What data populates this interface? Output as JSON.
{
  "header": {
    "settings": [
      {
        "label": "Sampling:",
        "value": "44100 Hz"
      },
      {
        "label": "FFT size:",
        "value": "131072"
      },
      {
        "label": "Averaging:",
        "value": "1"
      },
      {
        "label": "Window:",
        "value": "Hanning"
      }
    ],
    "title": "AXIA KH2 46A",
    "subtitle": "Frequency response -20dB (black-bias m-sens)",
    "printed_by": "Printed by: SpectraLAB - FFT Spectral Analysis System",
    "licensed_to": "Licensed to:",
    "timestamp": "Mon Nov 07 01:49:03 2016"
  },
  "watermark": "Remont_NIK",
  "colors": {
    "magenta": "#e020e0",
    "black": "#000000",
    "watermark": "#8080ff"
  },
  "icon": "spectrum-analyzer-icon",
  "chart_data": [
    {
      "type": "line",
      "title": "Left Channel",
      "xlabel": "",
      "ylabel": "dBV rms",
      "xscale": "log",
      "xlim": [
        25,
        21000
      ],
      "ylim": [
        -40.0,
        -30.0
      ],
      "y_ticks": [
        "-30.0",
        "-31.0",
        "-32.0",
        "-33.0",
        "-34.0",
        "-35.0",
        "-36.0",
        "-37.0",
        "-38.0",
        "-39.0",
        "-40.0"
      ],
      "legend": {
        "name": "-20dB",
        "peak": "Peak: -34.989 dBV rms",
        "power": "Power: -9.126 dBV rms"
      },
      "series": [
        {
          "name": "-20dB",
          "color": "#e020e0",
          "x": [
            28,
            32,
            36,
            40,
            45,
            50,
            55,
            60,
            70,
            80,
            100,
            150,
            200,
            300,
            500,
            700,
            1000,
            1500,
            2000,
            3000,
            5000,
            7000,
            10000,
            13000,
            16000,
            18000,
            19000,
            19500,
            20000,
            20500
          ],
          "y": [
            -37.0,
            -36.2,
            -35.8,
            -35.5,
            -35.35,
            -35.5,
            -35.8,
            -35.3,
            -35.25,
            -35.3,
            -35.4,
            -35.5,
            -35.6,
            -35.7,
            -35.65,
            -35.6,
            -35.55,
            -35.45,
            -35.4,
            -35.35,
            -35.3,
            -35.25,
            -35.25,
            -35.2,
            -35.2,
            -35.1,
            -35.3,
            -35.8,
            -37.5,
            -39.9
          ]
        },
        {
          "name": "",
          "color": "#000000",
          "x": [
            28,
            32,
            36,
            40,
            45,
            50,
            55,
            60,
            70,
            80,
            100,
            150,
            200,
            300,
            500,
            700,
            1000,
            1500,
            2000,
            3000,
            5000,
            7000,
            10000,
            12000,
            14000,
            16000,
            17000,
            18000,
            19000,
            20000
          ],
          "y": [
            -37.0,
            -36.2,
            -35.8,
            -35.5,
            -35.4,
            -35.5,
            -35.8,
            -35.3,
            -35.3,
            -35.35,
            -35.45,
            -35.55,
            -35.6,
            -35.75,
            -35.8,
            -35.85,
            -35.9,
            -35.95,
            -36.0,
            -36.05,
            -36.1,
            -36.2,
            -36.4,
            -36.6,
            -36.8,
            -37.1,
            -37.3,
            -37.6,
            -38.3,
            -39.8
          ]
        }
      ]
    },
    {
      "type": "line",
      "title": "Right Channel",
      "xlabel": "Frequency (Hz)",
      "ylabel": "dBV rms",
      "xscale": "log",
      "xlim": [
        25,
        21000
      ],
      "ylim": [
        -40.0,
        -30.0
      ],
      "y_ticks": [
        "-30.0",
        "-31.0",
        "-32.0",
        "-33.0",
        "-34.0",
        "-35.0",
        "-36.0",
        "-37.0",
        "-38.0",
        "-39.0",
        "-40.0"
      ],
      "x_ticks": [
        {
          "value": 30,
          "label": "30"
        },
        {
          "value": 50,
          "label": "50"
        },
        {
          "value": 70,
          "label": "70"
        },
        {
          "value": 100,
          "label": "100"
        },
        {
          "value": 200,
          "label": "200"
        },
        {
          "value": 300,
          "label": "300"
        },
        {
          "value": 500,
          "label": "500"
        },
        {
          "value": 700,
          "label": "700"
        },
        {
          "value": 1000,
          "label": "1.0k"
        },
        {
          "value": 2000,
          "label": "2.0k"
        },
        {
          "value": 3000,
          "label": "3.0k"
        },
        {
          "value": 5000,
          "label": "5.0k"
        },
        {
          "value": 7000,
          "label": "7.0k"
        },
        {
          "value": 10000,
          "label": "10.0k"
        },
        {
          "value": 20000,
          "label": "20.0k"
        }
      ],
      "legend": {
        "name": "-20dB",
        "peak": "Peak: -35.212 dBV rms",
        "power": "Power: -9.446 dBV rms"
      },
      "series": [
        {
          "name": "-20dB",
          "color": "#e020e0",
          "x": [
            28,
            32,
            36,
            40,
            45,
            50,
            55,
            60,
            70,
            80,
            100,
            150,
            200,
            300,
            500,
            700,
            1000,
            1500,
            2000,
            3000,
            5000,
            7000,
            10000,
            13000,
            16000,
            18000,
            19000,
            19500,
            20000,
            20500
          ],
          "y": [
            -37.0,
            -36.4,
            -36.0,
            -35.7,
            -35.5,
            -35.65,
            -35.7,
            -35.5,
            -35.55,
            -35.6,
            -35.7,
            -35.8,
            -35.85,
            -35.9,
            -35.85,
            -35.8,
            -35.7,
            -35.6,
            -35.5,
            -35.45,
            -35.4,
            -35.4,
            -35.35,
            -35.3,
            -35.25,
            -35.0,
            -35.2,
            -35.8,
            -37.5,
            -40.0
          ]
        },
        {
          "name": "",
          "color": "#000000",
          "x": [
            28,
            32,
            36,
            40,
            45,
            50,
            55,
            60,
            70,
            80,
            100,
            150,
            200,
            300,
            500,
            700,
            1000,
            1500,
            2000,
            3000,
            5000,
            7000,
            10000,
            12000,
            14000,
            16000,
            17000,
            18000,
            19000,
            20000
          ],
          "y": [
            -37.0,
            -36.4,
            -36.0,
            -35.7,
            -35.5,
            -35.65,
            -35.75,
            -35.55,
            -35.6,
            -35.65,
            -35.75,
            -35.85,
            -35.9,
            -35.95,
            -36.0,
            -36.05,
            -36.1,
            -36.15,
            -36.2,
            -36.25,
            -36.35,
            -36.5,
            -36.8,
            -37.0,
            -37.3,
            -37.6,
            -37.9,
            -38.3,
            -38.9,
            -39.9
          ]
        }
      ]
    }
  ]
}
=======
• _To do_
Give the data again, exactly as it stands.

• _Correct response_
What data populates this interface? Output as JSON.
{
  "header": {
    "settings": [
      {
        "label": "Sampling:",
        "value": "44100 Hz"
      },
      {
        "label": "FFT size:",
        "value": "131072"
      },
      {
        "label": "Averaging:",
        "value": "1"
      },
      {
        "label": "Window:",
        "value": "Hanning"
      }
    ],
    "title": "AXIA KH2 46A",
    "subtitle": "Frequency response -20dB (black-bias m-sens)",
    "printed_by": "Printed by: SpectraLAB - FFT Spectral Analysis System",
    "licensed_to": "Licensed to:",
    "timestamp": "Mon Nov 07 01:49:03 2016"
  },
  "watermark": "Remont_NIK",
  "colors": {
    "magenta": "#e020e0",
    "black": "#000000",
    "watermark": "#8080ff"
  },
  "icon": "spectrum-analyzer-icon",
  "chart_data": [
    {
      "type": "line",
      "title": "Left Channel",
      "xlabel": "",
      "ylabel": "dBV rms",
      "xscale": "log",
      "xlim": [
        25,
        21000
      ],
      "ylim": [
        -40.0,
        -30.0
      ],
      "y_ticks": [
        "-30.0",
        "-31.0",
        "-32.0",
        "-33.0",
        "-34.0",
        "-35.0",
        "-36.0",
        "-37.0",
        "-38.0",
        "-39.0",
        "-40.0"
      ],
      "legend": {
        "name": "-20dB",
        "peak": "Peak: -34.989 dBV rms",
        "power": "Power: -9.126 dBV rms"
      },
      "series": [
        {
          "name": "-20dB",
          "color": "#e020e0",
          "x": [
            28,
            32,
            36,
            40,
            45,
            50,
            55,
            60,
            70,
            80,
            100,
            150,
            200,
            300,
            500,
            700,
            1000,
            1500,
            2000,
            3000,
            5000,
            7000,
            10000,
            13000,
            16000,
            18000,
            19000,
            19500,
            20000,
            20500
          ],
          "y": [
            -37.0,
            -36.2,
            -35.8,
            -35.5,
            -35.35,
            -35.5,
            -35.8,
            -35.3,
            -35.25,
            -35.3,
            -35.4,
            -35.5,
            -35.6,
            -35.7,
            -35.65,
            -35.6,
            -35.55,
            -35.45,
            -35.4,
            -35.35,
            -35.3,
            -35.25,
            -35.25,
            -35.2,
            -35.2,
            -35.1,
            -35.3,
            -35.8,
            -37.5,
            -39.9
          ]
        },
        {
          "name": "",
          "color": "#000000",
          "x": [
            28,
            32,
            36,
            40,
            45,
            50,
            55,
            60,
            70,
            80,
            100,
            150,
            200,
            300,
            500,
            700,
            1000,
            1500,
            2000,
            3000,
            5000,
            7000,
            10000,
            12000,
            14000,
            16000,
            17000,
            18000,
            19000,
            20000
          ],
          "y": [
            -37.0,
            -36.2,
            -35.8,
            -35.5,
            -35.4,
            -35.5,
            -35.8,
            -35.3,
            -35.3,
            -35.35,
            -35.45,
            -35.55,
            -35.6,
            -35.75,
            -35.8,
            -35.85,
            -35.9,
            -35.95,
            -36.0,
            -36.05,
            -36.1,
            -36.2,
            -36.4,
            -36.6,
            -36.8,
            -37.1,
            -37.3,
            -37.6,
            -38.3,
            -39.8
          ]
        }
      ]
    },
    {
      "type": "line",
      "title": "Right Channel",
      "xlabel": "Frequency (Hz)",
      "ylabel": "dBV rms",
      "xscale": "log",
      "xlim": [
        25,
        21000
      ],
      "ylim": [
        -40.0,
        -30.0
      ],
      "y_ticks": [
        "-30.0",
        "-31.0",
        "-32.0",
        "-33.0",
        "-34.0",
        "-35.0",
        "-36.0",
        "-37.0",
        "-38.0",
        "-39.0",
        "-40.0"
      ],
      "x_ticks": [
        {
          "value": 30,
          "label": "30"
        },
        {
          "value": 50,
          "label": "50"
        },
        {
          "value": 70,
          "label": "70"
        },
        {
          "value": 100,
          "label": "100"
        },
        {
          "value": 200,
          "label": "200"
        },
        {
          "value": 300,
          "label": "300"
        },
        {
          "value": 500,
          "label": "500"
        },
        {
          "value": 700,
          "label": "700"
        },
        {
          "value": 1000,
          "label": "1.0k"
        },
        {
          "value": 2000,
          "label": "2.0k"
        },
        {
          "value": 3000,
          "label": "3.0k"
        },
        {
          "value": 5000,
          "label": "5.0k"
        },
        {
          "value": 7000,
          "label": "7.0k"
        },
        {
          "value": 10000,
          "label": "10.0k"
        },
        {
          "value": 20000,
          "label": "20.0k"
        }
      ],
      "legend": {
        "name": "-20dB",
        "peak": "Peak: -35.212 dBV rms",
        "power": "Power: -9.446 dBV rms"
      },
      "series": [
        {
          "name": "-20dB",
          "color": "#e020e0",
          "x": [
            28,
            32,
            36,
            40,
            45,
            50,
            55,
            60,
            70,
            80,
            100,
            150,
            200,
            300,
            500,
            700,
            1000,
            1500,
            2000,
            3000,
            5000,
            7000,
            10000,
            13000,
            16000,
            18000,
            19000,
            19500,
            20000,
            20500
          ],
          "y": [
            -37.0,
            -36.4,
            -36.0,
            -35.7,
            -35.5,
            -35.65,
            -35.7,
            -35.5,
            -35.55,
            -35.6,
            -35.7,
            -35.8,
            -35.85,
            -35.9,
            -35.85,
            -35.8,
            -35.7,
            -35.6,
            -35.5,
            -35.45,
            -35.4,
            -35.4,
            -35.35,
            -35.3,
            -35.25,
            -35.0,
            -35.2,
            -35.8,
            -37.5,
            -40.0
          ]
        },
        {
          "name": "",
          "color": "#000000",
          "x": [
            28,
            32,
            36,
            40,
            45,
            50,
            55,
            60,
            70,
            80,
            100,
            150,
            200,
            300,
            500,
            700,
            1000,
            1500,
            2000,
            3000,
            5000,
            7000,
            10000,
            12000,
            14000,
            16000,
            17000,
            18000,
            19000,
            20000
          ],
          "y": [
            -37.0,
            -36.4,
            -36.0,
            -35.7,
            -35.5,
            -35.65,
            -35.75,
            -35.55,
            -35.6,
            -35.65,
            -35.75,
            -35.85,
            -35.9,
            -35.95,
            -36.0,
            -36.05,
            -36.1,
            -36.15,
            -36.2,
            -36.25,
            -36.35,
            -36.5,
            -36.8,
            -37.0,
            -37.3,
            -37.6,
            -37.9,
            -38.3,
            -38.9,
            -39.9
          ]
        }
      ]
    }
  ]
}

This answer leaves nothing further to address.